Input rows
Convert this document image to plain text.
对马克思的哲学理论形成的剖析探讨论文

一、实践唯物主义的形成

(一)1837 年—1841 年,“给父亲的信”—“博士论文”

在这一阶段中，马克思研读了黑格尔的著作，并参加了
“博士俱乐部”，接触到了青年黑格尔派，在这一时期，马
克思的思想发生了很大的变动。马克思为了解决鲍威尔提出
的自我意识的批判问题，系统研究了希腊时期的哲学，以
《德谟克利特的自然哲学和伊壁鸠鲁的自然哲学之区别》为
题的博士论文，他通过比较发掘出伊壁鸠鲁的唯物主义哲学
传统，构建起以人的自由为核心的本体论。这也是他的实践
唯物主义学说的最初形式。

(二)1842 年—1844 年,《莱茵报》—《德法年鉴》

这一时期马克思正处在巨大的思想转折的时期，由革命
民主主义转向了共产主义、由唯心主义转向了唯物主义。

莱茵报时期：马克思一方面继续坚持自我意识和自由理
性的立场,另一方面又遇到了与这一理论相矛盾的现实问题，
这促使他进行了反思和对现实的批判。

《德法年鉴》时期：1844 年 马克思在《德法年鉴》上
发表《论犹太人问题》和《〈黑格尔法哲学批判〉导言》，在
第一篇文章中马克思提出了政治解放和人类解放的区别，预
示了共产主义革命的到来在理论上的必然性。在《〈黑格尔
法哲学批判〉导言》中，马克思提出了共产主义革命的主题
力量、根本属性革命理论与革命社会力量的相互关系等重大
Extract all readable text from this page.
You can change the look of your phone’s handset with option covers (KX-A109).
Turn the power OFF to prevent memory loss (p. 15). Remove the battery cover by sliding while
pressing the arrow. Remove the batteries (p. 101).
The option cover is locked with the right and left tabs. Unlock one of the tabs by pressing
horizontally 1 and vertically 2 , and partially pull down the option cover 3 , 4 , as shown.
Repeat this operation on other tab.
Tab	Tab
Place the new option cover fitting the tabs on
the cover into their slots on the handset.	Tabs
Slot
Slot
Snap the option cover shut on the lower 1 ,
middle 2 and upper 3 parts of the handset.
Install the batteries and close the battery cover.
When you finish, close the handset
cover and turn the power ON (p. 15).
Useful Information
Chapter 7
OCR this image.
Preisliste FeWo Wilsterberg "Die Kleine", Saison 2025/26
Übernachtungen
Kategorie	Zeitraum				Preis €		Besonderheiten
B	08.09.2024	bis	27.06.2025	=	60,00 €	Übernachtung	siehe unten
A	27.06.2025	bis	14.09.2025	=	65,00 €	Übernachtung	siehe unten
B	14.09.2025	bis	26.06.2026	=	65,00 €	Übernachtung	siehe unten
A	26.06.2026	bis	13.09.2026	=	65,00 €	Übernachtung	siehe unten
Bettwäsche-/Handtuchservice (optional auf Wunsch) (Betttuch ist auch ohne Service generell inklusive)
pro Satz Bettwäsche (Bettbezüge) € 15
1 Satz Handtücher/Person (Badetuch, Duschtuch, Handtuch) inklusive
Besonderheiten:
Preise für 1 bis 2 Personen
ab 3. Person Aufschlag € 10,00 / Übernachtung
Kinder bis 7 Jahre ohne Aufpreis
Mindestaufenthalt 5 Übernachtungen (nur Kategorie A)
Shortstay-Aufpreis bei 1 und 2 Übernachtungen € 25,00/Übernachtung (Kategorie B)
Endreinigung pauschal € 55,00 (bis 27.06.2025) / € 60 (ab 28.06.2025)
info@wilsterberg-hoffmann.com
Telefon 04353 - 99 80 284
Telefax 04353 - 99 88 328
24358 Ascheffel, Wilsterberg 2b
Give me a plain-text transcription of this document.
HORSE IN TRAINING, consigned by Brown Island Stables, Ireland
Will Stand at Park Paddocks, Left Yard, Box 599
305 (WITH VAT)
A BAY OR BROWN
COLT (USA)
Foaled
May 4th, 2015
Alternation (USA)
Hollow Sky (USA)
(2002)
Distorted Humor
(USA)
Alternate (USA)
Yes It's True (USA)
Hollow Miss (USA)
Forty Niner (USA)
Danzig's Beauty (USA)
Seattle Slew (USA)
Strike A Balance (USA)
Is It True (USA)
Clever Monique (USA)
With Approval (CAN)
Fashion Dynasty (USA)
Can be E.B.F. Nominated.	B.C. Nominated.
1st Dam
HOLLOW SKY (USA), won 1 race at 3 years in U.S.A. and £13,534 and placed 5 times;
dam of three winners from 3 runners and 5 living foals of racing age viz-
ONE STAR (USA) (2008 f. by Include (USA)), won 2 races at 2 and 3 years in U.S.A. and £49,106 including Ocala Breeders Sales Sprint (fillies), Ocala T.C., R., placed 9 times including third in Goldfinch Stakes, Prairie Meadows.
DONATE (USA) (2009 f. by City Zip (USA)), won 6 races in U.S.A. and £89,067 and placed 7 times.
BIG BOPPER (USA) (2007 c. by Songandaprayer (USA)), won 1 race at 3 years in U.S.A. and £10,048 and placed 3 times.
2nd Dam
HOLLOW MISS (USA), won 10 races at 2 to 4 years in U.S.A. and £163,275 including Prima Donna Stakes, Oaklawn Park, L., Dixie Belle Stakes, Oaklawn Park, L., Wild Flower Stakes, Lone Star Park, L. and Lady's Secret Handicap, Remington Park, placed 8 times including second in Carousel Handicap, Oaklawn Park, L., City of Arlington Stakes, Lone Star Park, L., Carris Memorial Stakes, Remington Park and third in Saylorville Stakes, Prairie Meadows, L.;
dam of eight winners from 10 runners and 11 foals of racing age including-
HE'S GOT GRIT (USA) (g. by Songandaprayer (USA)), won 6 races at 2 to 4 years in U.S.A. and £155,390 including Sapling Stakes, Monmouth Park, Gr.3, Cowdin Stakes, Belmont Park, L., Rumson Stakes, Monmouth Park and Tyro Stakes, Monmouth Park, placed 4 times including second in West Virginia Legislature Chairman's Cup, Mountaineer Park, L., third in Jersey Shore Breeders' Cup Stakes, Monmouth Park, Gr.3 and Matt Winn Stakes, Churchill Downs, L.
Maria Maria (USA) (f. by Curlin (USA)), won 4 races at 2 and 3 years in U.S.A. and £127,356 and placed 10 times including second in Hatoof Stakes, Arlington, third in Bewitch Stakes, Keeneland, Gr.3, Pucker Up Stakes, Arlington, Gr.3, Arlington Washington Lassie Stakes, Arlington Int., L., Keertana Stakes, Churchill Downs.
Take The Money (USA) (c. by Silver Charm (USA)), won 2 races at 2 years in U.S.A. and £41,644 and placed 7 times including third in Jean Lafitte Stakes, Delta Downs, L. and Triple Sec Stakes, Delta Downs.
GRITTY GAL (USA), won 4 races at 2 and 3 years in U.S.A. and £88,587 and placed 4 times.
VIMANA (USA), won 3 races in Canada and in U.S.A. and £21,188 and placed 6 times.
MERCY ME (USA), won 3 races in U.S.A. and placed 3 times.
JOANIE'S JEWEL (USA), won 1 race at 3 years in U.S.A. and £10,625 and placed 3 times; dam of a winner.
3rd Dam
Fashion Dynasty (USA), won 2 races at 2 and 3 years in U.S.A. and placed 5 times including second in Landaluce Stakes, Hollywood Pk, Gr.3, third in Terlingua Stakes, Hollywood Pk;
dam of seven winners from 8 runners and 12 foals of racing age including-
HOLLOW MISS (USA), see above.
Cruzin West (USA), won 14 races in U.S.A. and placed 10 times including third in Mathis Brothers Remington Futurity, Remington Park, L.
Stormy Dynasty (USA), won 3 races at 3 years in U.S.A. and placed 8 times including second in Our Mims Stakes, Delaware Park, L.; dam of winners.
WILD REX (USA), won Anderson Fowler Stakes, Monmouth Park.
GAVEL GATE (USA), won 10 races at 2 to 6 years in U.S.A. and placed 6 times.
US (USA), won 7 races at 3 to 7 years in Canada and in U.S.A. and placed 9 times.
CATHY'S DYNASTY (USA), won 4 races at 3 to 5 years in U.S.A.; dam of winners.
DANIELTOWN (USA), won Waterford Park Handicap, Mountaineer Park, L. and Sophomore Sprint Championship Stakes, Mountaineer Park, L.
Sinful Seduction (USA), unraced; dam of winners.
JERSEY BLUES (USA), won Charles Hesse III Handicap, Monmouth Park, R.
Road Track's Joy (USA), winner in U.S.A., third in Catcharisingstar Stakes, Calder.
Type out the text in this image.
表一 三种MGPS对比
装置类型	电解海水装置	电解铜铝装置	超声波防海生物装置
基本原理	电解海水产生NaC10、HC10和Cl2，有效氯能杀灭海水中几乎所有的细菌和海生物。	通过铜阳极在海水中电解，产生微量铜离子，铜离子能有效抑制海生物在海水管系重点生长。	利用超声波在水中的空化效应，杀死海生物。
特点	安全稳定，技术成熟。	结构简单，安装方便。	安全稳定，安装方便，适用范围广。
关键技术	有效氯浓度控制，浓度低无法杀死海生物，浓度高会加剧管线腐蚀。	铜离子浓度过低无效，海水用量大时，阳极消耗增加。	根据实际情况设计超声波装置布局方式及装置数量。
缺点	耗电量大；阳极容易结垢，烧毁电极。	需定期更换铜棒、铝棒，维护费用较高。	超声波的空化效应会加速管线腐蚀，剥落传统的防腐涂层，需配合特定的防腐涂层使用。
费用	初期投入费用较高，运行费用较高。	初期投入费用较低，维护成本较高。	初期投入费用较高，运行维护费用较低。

What is needed
Copy each line of the data above that holds "foals".

Answer to the problem
dam of three winners from 3 runners and 5 living foals of racing age viz-
dam of eight winners from 10 runners and 11 foals of racing age including-
dam of seven winners from 8 runners and 12 foals of racing age including-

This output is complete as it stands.